_What the task asks_.
Determine the number of lines in the data that include the word "sender", and write only that number.

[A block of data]
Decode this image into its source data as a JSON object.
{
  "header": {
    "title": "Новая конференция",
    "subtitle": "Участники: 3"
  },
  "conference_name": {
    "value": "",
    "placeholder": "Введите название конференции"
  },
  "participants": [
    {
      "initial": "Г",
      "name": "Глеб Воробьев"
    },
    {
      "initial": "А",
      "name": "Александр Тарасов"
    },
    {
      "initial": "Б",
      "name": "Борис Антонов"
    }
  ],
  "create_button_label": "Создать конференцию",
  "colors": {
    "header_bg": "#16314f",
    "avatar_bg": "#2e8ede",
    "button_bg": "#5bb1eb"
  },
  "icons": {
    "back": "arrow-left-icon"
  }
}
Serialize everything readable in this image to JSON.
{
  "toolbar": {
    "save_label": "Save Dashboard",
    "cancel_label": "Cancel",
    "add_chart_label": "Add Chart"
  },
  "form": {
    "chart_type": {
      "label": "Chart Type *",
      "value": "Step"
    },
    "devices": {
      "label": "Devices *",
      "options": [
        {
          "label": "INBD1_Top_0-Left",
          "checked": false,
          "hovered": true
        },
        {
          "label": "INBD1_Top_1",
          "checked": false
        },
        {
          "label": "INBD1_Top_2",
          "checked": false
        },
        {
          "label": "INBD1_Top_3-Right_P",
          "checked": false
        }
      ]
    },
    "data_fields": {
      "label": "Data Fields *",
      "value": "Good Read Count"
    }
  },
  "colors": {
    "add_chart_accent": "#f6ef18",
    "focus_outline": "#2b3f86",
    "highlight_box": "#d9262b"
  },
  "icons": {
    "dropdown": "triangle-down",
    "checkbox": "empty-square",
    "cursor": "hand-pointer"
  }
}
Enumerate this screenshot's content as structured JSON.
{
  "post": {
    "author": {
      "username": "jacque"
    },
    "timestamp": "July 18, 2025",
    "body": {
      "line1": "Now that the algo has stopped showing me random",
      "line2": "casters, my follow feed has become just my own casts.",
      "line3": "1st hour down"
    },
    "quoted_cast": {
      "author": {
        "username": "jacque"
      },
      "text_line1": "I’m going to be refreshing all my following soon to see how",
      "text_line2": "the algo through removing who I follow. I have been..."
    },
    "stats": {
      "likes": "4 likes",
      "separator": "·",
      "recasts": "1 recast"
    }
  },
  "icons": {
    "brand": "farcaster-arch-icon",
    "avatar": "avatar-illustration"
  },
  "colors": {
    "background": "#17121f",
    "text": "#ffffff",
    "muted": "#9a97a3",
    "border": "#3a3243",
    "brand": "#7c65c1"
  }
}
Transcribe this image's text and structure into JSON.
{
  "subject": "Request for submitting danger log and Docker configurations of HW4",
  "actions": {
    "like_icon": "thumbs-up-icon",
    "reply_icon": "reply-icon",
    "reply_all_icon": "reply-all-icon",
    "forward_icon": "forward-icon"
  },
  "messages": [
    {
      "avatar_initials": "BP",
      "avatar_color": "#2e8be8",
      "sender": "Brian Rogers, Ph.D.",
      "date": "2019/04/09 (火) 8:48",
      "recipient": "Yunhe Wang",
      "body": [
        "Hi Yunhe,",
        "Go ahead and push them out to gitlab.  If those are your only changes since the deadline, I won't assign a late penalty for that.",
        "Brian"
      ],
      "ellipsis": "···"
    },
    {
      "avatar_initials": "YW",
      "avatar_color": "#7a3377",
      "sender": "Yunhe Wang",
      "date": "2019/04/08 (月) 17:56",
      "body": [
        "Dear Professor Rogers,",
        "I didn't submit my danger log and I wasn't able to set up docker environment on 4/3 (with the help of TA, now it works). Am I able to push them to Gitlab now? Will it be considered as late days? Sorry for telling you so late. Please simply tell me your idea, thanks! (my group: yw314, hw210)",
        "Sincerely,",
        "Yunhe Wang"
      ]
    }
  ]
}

_Solution to the problem_.
2